======== EXTRACTED DATA ========

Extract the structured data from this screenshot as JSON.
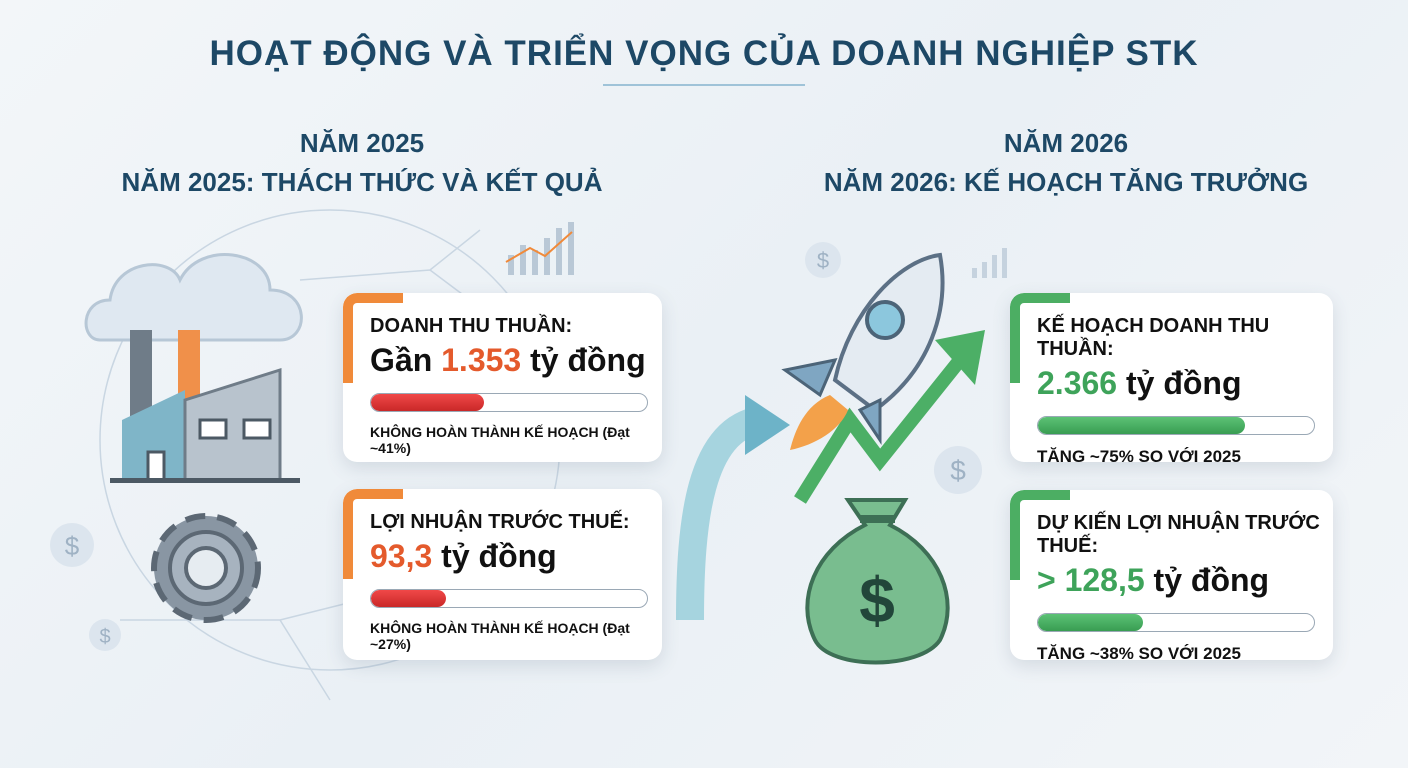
{
  "title": "HOẠT ĐỘNG VÀ TRIỂN VỌNG CỦA DOANH NGHIỆP STK",
  "left": {
    "heading1": "NĂM 2025",
    "heading2": "NĂM 2025: THÁCH THỨC VÀ KẾT QUẢ",
    "cards": [
      {
        "label": "DOANH THU THUẦN:",
        "prefix": "Gần ",
        "number": "1.353",
        "unit": " tỷ đồng",
        "progress_percent": 41,
        "note": "KHÔNG HOÀN THÀNH KẾ HOẠCH (Đạt ~41%)"
      },
      {
        "label": "LỢI NHUẬN TRƯỚC THUẾ:",
        "prefix": "",
        "number": "93,3",
        "unit": " tỷ đồng",
        "progress_percent": 27,
        "note": "KHÔNG HOÀN THÀNH KẾ HOẠCH (Đạt ~27%)"
      }
    ]
  },
  "right": {
    "heading1": "NĂM 2026",
    "heading2": "NĂM 2026: KẾ HOẠCH TĂNG TRƯỞNG",
    "cards": [
      {
        "label": "KẾ HOẠCH DOANH THU THUẦN:",
        "prefix": "",
        "number": "2.366",
        "unit": " tỷ đồng",
        "progress_percent": 75,
        "note": "TĂNG ~75% SO VỚI 2025"
      },
      {
        "label": "DỰ KIẾN LỢI NHUẬN TRƯỚC THUẾ:",
        "prefix": "",
        "number": "> 128,5",
        "unit": " tỷ đồng",
        "progress_percent": 38,
        "note": "TĂNG ~38% SO VỚI 2025"
      }
    ]
  },
  "colors": {
    "title": "#1d4866",
    "negative": "#e45a2c",
    "positive": "#3ea35a",
    "accent_orange": "#f08a3a",
    "accent_green": "#4cae63"
  },
  "icons": [
    "cloud-icon",
    "factory-icon",
    "gear-icon",
    "dollar-coin-icon",
    "bar-chart-icon",
    "rocket-icon",
    "money-bag-icon",
    "growth-arrow-icon",
    "curved-arrow-icon"
  ]
}
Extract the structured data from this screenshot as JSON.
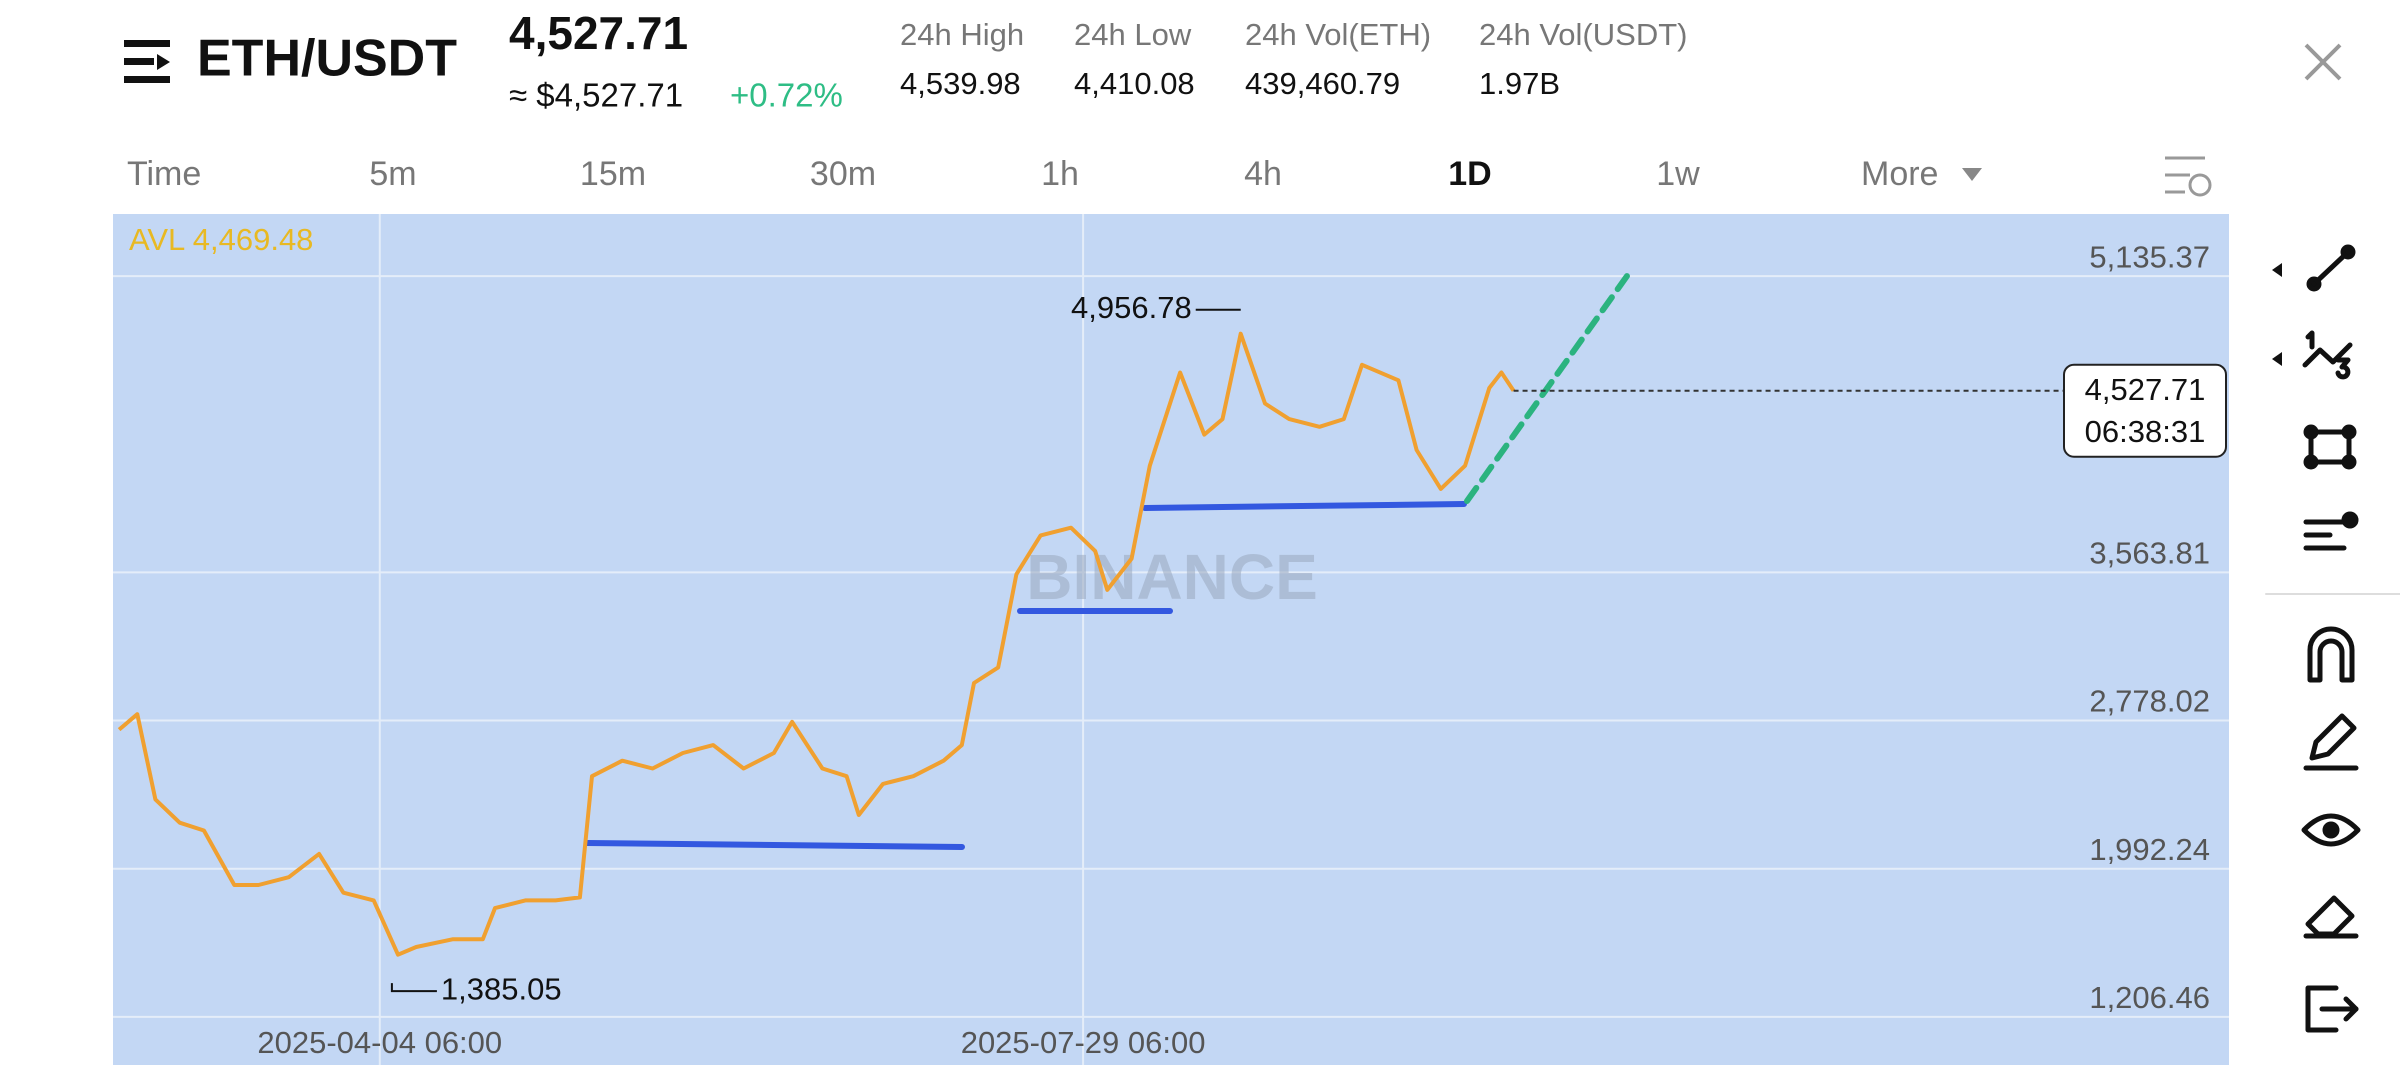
{
  "header": {
    "pair": "ETH/USDT",
    "price": "4,527.71",
    "usd_price": "≈ $4,527.71",
    "change": "+0.72%",
    "stats": [
      {
        "label": "24h High",
        "value": "4,539.98"
      },
      {
        "label": "24h Low",
        "value": "4,410.08"
      },
      {
        "label": "24h Vol(ETH)",
        "value": "439,460.79"
      },
      {
        "label": "24h Vol(USDT)",
        "value": "1.97B"
      }
    ]
  },
  "intervals": [
    "Time",
    "5m",
    "15m",
    "30m",
    "1h",
    "4h",
    "1D",
    "1w",
    "More"
  ],
  "active_interval": "1D",
  "chart_data": {
    "type": "line",
    "avl_label": "AVL 4,469.48",
    "watermark": "BINANCE",
    "color": "#f0a030",
    "x": [
      "2025-02-20",
      "2025-02-23",
      "2025-02-26",
      "2025-03-02",
      "2025-03-06",
      "2025-03-11",
      "2025-03-15",
      "2025-03-20",
      "2025-03-25",
      "2025-03-29",
      "2025-04-03",
      "2025-04-07",
      "2025-04-10",
      "2025-04-16",
      "2025-04-21",
      "2025-04-23",
      "2025-04-28",
      "2025-05-03",
      "2025-05-07",
      "2025-05-09",
      "2025-05-14",
      "2025-05-19",
      "2025-05-24",
      "2025-05-29",
      "2025-06-03",
      "2025-06-08",
      "2025-06-11",
      "2025-06-16",
      "2025-06-20",
      "2025-06-22",
      "2025-06-26",
      "2025-07-01",
      "2025-07-06",
      "2025-07-09",
      "2025-07-11",
      "2025-07-15",
      "2025-07-18",
      "2025-07-22",
      "2025-07-27",
      "2025-07-31",
      "2025-08-02",
      "2025-08-06",
      "2025-08-09",
      "2025-08-14",
      "2025-08-18",
      "2025-08-21",
      "2025-08-24",
      "2025-08-28",
      "2025-09-01",
      "2025-09-06",
      "2025-09-10",
      "2025-09-13",
      "2025-09-19",
      "2025-09-22",
      "2025-09-26",
      "2025-09-30",
      "2025-10-04",
      "2025-10-06",
      "2025-10-08"
    ],
    "values": [
      2730,
      2812,
      2360,
      2236,
      2195,
      1906,
      1906,
      1947,
      2071,
      1865,
      1824,
      1536,
      1577,
      1618,
      1618,
      1783,
      1824,
      1824,
      1840,
      2483,
      2565,
      2524,
      2606,
      2648,
      2524,
      2606,
      2771,
      2524,
      2483,
      2277,
      2442,
      2483,
      2565,
      2648,
      2977,
      3060,
      3554,
      3760,
      3801,
      3677,
      3471,
      3637,
      4130,
      4624,
      4295,
      4377,
      4830,
      4460,
      4377,
      4336,
      4377,
      4665,
      4583,
      4213,
      4007,
      4130,
      4542,
      4624,
      4527.71
    ],
    "xlim": [
      "2025-02-19",
      "2026-02-03"
    ],
    "xticks": [
      {
        "value": "2025-04-04",
        "label": "2025-04-04 06:00"
      },
      {
        "value": "2025-07-29",
        "label": "2025-07-29 06:00"
      }
    ],
    "ylim": [
      951,
      5465
    ],
    "yticks": [
      {
        "value": 1206.46,
        "label": "1,206.46"
      },
      {
        "value": 1992.24,
        "label": "1,992.24"
      },
      {
        "value": 2778.02,
        "label": "2,778.02"
      },
      {
        "value": 3563.81,
        "label": "3,563.81"
      },
      {
        "value": 5135.37,
        "label": "5,135.37"
      }
    ],
    "grid": true,
    "annotations": [
      {
        "x": "2025-08-24",
        "value": 4956.78,
        "label": "4,956.78",
        "side": "left"
      },
      {
        "x": "2025-04-06",
        "value": 1385.05,
        "label": "1,385.05",
        "side": "right"
      }
    ],
    "current": {
      "value": 4527.71,
      "label": "4,527.71",
      "countdown": "06:38:31"
    }
  }
}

========

GOAL OF THE EXERCISE:
Look through the records above and report how many lines hold the word "HOẠCH", giving only the number.

WRITTEN SOLUTION:
4